_DATA FOR THIS EXERCISE:_
###

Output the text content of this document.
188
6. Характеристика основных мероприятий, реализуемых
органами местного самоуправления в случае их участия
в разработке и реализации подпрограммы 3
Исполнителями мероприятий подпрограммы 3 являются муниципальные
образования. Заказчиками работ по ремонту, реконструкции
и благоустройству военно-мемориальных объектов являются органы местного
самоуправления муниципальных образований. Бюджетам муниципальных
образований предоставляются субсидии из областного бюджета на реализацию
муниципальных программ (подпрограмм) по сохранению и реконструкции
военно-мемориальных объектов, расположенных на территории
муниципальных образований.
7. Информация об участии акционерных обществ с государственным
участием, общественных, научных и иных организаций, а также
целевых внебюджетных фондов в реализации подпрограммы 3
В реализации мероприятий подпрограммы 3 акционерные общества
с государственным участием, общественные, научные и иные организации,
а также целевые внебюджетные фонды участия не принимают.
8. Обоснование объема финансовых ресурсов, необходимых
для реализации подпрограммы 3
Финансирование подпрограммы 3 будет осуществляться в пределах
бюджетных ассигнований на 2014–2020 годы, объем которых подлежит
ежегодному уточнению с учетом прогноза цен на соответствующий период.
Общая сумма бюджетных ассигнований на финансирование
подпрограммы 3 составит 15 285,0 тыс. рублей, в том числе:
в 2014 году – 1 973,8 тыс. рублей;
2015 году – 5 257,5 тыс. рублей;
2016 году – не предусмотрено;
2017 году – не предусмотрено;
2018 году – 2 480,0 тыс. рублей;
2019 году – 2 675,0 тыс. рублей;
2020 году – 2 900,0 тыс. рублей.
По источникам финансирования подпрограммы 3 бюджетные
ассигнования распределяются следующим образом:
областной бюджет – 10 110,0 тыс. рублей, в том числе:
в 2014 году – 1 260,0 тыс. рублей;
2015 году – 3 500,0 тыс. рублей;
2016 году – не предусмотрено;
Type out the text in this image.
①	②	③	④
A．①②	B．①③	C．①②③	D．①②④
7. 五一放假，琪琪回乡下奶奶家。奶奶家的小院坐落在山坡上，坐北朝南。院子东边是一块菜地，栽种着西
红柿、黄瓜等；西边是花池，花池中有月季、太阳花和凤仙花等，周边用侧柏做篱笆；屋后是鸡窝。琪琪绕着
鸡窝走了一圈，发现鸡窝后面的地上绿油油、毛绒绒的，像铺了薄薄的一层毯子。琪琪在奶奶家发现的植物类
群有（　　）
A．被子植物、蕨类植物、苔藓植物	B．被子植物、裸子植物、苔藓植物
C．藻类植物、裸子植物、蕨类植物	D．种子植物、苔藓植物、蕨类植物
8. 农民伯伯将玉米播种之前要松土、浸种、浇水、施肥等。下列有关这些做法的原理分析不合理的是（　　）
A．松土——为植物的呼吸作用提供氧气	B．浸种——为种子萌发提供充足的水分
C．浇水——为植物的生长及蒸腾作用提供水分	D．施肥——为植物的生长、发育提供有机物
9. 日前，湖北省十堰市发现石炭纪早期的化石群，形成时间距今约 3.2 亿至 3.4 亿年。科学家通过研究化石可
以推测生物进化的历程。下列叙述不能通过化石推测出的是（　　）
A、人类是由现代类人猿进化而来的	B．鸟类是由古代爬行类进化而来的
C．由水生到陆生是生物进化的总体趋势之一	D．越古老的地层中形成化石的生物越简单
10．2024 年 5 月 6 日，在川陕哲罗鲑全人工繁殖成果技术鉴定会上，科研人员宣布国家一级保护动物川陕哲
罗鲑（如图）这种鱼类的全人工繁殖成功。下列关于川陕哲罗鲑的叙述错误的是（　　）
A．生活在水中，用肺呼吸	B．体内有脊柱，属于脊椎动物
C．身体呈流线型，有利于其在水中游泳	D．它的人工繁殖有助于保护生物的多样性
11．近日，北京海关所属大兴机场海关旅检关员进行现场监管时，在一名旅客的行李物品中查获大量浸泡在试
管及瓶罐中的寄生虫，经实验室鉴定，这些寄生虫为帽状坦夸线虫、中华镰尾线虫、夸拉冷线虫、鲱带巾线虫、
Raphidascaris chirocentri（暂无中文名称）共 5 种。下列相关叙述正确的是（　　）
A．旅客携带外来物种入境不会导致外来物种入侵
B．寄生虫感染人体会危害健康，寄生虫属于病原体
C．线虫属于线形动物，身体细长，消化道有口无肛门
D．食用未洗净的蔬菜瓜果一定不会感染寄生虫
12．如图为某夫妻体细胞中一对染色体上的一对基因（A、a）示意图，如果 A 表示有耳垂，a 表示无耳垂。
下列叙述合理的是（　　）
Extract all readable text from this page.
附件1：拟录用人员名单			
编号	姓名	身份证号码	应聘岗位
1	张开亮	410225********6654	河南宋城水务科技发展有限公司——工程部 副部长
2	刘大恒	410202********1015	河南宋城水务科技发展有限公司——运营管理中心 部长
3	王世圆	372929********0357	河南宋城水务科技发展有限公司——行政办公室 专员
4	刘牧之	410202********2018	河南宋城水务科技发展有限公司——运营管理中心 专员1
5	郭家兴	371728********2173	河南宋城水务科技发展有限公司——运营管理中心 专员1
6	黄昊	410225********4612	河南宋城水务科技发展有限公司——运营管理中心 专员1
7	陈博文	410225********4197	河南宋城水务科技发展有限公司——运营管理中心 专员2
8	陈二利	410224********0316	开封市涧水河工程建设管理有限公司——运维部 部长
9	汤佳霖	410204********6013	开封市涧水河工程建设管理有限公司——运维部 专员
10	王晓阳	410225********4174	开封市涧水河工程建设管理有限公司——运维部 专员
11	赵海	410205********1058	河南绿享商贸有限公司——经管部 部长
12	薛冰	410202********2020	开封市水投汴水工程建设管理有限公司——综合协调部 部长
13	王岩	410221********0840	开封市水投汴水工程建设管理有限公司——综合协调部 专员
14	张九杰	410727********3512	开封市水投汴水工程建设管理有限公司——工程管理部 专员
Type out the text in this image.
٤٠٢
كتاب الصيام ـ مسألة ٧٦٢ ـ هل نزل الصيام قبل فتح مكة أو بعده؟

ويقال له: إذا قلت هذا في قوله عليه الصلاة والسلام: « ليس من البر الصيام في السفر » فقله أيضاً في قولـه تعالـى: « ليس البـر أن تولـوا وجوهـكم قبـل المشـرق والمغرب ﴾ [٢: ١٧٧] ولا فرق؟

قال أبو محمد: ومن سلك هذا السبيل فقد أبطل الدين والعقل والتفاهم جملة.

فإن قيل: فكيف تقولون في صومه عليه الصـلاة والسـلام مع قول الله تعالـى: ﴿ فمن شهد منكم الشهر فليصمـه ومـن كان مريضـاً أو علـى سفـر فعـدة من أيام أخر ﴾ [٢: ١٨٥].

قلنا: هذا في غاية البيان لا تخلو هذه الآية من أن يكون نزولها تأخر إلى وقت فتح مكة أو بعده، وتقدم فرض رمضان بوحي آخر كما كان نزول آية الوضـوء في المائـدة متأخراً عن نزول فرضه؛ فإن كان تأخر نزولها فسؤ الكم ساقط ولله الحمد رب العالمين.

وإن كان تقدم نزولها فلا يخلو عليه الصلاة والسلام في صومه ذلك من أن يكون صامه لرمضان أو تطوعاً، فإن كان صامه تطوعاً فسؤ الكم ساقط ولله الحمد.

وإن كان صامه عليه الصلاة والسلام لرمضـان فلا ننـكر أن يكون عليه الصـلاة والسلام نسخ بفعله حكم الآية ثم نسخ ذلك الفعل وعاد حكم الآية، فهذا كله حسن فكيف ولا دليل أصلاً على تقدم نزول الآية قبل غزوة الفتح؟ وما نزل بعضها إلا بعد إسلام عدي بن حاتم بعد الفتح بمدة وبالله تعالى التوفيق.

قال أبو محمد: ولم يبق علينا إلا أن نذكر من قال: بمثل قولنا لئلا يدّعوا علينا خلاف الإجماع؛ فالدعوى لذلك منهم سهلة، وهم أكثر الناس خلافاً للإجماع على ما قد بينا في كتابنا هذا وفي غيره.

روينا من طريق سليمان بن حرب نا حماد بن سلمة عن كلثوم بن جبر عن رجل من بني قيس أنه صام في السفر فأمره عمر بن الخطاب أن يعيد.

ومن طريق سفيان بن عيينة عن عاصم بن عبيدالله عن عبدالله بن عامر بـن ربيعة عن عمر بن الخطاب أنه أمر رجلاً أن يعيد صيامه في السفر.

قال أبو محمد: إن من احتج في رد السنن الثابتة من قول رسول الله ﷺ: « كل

###

_WHAT YOU ARE ASKED TO DO:_ State, as a number only, how many lines in the entries include "الصلاة".

_COMPLETE RESPONSE:_ 3